REQUIREMENT: Tell how many lines include the string "tests". Answer with a single number.

— begin —

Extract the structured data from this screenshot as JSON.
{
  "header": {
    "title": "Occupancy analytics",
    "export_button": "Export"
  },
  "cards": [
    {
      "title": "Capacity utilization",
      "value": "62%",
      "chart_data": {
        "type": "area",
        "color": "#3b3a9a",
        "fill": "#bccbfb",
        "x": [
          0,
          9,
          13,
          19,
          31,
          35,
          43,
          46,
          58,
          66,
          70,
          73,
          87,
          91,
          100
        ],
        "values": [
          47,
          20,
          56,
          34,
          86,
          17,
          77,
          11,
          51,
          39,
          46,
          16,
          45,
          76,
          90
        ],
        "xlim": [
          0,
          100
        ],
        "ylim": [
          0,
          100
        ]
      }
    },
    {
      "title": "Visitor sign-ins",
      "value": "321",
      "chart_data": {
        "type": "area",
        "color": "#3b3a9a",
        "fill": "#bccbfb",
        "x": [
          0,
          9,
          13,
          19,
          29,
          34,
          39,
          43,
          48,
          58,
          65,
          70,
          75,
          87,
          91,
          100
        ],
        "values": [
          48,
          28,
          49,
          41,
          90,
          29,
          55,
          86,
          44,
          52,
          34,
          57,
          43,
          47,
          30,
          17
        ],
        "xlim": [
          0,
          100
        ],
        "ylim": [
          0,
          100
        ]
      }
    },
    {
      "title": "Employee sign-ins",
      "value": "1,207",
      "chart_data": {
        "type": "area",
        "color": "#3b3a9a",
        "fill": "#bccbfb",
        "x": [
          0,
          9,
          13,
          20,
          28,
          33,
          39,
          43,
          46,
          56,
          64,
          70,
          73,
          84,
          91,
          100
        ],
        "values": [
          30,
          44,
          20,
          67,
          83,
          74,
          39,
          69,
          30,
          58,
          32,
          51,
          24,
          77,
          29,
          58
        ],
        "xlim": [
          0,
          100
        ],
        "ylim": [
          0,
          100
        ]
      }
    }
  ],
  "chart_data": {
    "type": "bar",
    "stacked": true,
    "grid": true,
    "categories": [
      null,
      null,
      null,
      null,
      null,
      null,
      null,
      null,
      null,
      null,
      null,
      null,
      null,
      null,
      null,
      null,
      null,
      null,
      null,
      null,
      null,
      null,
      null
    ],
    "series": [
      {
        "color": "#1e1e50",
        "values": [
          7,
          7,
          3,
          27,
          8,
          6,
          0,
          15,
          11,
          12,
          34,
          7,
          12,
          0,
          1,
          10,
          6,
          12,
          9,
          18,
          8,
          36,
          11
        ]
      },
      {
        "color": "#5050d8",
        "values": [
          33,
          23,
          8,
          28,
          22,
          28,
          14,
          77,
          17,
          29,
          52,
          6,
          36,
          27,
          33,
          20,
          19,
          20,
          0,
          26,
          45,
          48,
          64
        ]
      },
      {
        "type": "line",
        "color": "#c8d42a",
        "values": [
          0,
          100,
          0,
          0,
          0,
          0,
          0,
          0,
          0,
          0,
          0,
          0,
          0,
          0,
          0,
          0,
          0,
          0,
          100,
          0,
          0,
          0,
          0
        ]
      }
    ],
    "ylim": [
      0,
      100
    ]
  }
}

— end —
— begin —

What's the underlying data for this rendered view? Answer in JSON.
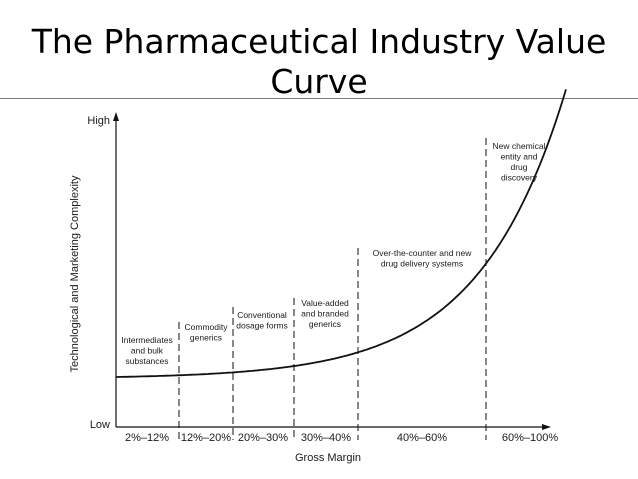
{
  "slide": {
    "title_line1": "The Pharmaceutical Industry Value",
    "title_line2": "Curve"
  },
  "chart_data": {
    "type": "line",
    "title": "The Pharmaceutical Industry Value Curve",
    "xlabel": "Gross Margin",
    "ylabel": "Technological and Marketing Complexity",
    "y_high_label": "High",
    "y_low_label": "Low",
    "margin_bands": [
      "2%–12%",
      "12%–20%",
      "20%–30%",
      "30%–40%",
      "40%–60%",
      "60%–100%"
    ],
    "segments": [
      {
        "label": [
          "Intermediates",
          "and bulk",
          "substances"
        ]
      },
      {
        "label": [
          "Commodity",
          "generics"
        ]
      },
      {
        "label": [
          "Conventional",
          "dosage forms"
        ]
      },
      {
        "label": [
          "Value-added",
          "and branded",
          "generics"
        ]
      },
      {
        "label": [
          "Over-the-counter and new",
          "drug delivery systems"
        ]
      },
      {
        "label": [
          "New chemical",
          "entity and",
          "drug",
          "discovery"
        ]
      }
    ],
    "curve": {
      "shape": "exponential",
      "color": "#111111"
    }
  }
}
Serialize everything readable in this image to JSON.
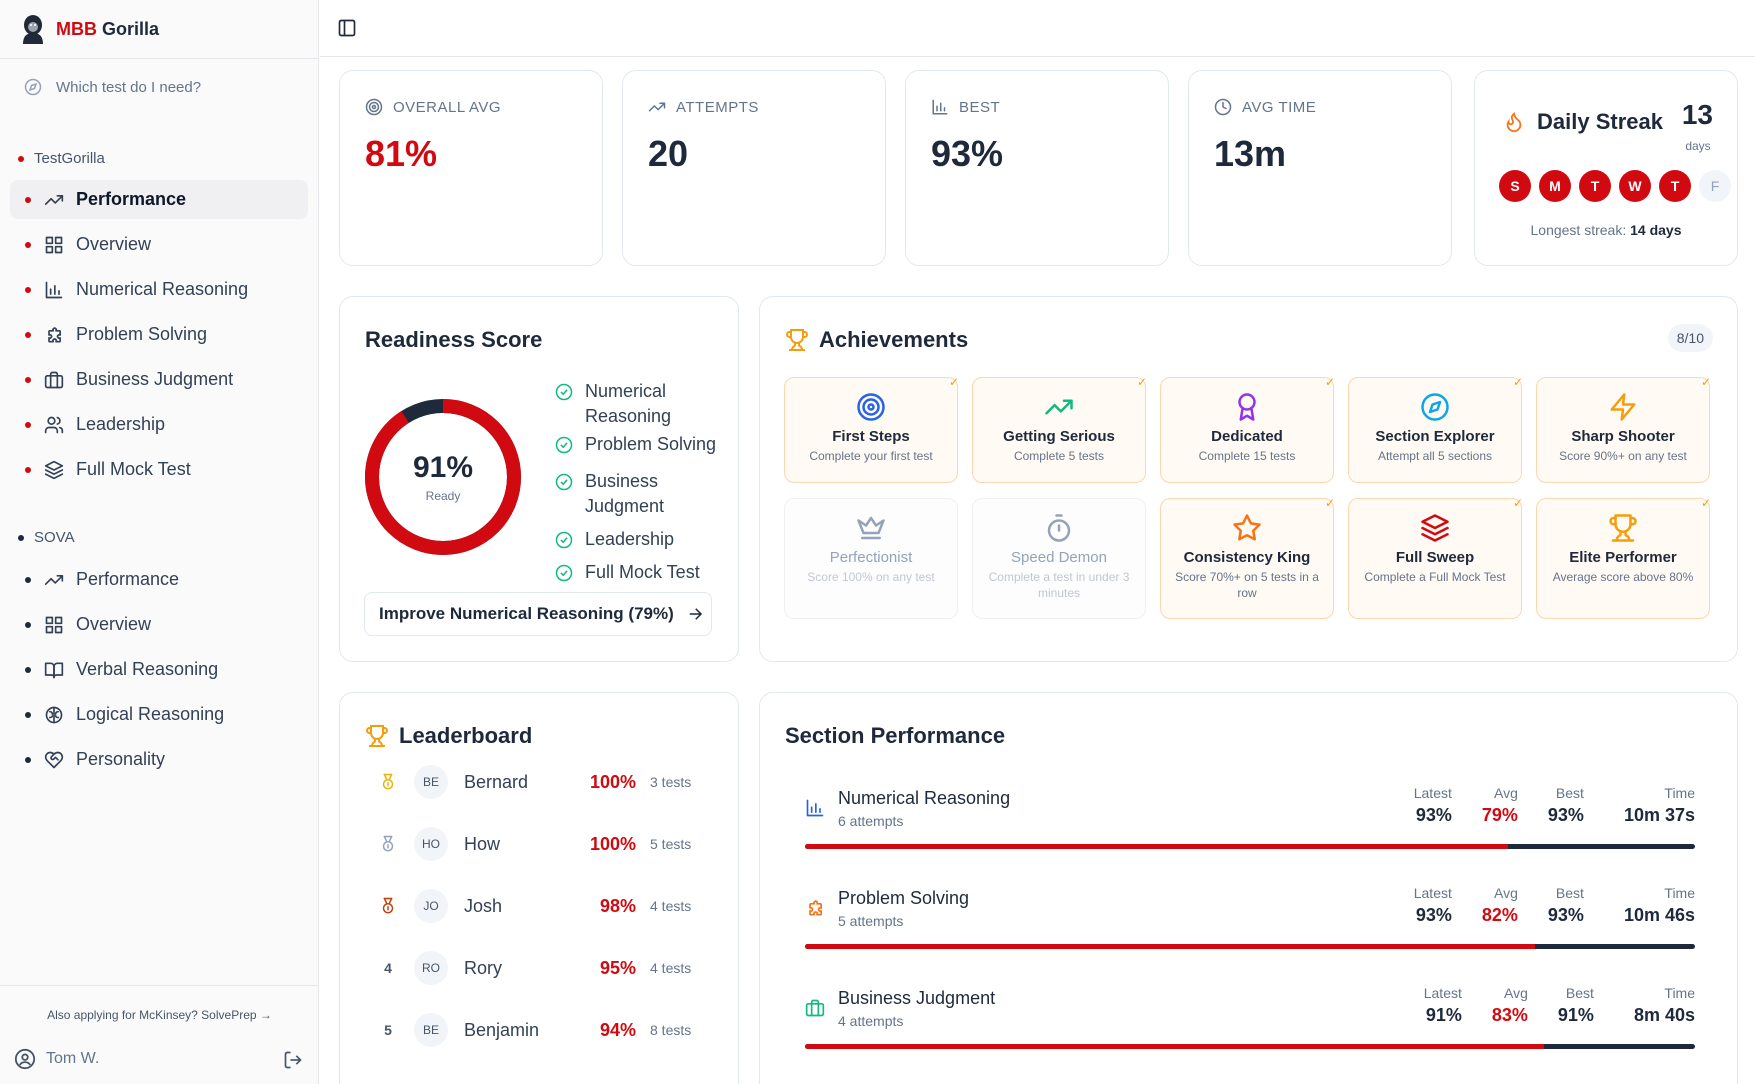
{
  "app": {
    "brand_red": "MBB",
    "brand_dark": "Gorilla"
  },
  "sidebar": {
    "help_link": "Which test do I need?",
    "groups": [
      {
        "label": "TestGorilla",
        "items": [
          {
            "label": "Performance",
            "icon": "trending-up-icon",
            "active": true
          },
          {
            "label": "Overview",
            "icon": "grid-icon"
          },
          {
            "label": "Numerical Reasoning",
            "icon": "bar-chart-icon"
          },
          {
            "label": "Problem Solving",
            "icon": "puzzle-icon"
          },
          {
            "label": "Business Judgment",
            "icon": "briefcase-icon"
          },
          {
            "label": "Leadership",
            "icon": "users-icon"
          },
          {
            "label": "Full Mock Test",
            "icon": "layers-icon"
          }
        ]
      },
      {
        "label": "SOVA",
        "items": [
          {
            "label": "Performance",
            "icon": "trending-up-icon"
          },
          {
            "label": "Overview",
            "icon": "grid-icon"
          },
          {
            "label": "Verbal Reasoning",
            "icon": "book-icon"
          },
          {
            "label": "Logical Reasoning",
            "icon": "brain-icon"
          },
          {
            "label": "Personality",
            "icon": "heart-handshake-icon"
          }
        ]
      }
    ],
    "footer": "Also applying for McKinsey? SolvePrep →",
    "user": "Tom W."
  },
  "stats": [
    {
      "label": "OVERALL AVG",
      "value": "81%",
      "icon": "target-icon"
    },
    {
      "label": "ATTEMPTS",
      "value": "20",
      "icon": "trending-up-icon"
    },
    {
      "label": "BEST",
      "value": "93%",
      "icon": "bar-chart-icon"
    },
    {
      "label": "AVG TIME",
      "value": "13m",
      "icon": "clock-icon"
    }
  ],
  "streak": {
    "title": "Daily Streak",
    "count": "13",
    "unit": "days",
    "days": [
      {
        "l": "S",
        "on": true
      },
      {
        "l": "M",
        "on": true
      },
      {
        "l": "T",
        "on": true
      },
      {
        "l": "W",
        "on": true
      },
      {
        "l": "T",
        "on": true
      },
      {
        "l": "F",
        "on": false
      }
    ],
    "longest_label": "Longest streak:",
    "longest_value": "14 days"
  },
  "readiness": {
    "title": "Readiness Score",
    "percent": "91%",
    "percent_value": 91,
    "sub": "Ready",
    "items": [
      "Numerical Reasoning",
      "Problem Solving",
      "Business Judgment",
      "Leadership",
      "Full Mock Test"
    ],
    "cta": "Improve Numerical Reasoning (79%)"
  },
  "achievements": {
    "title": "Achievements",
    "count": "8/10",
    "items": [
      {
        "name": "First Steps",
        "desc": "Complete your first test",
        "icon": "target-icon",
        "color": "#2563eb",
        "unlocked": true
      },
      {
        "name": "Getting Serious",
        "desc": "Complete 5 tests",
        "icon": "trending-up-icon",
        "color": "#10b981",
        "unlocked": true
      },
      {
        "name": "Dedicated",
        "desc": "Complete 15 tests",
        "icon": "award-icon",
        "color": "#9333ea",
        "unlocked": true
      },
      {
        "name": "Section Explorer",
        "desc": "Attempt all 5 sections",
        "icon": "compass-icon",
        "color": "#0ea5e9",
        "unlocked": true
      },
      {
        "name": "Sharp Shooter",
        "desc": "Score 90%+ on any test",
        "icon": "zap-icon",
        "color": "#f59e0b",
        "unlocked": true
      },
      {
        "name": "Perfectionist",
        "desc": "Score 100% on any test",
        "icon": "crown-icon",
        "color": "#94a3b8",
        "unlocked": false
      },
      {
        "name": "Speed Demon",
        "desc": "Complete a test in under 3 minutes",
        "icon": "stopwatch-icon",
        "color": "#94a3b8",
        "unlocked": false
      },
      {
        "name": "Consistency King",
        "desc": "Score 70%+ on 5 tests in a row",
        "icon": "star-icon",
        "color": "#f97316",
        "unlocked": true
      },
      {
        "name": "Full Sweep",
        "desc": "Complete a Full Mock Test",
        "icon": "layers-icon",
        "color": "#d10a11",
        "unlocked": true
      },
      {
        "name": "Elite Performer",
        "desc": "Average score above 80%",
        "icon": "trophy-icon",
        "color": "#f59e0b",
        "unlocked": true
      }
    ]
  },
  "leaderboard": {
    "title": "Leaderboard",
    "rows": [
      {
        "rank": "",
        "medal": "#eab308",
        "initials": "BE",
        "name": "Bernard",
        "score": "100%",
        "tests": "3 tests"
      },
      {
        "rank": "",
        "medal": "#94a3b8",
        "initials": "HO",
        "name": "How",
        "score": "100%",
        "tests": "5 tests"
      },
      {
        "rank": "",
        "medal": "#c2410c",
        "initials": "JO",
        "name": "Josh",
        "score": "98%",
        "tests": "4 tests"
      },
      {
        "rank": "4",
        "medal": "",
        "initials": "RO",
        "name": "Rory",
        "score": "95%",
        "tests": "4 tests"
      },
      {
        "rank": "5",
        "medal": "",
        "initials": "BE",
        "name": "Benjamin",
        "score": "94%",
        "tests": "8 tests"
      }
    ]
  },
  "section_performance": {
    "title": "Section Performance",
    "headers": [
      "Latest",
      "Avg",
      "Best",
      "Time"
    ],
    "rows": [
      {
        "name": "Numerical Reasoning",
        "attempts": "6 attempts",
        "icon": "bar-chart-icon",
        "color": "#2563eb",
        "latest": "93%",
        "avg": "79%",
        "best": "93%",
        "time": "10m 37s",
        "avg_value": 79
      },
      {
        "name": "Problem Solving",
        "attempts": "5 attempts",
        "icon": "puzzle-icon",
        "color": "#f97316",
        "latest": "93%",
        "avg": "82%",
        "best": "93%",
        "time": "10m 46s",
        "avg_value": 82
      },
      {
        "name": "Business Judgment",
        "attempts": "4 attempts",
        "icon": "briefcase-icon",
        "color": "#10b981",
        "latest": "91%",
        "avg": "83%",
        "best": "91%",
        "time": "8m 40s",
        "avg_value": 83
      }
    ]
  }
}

— end —
— begin —

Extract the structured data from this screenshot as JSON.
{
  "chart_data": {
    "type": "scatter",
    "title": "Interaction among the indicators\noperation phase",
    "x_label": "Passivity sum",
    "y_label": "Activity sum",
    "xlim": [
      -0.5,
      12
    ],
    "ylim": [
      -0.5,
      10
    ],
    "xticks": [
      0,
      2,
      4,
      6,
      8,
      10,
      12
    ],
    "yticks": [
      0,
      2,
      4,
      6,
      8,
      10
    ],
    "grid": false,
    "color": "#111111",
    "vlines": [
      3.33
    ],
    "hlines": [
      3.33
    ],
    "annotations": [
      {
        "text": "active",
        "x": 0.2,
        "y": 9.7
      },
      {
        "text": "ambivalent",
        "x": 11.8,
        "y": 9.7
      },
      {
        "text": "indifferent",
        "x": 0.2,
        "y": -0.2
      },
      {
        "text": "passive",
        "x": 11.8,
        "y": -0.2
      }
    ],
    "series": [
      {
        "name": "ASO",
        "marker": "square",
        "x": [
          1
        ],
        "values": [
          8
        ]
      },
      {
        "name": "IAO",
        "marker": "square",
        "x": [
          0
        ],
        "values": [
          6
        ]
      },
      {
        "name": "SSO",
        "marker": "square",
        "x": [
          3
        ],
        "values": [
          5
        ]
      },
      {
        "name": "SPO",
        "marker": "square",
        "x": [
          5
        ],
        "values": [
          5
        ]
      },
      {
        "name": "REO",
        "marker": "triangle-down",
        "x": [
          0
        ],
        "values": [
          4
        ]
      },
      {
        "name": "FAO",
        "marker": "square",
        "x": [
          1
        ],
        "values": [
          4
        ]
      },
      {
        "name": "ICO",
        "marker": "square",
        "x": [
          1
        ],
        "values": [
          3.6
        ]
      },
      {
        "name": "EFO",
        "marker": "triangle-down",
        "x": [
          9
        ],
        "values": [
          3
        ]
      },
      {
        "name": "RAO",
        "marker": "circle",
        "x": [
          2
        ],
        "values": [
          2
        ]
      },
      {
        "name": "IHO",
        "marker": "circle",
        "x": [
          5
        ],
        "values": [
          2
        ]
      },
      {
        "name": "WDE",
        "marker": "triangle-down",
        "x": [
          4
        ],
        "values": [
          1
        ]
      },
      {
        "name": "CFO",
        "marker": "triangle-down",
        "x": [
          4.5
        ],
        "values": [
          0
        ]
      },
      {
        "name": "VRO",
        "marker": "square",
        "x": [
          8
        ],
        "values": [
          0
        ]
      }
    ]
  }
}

— end —

RESULT BELOW: 8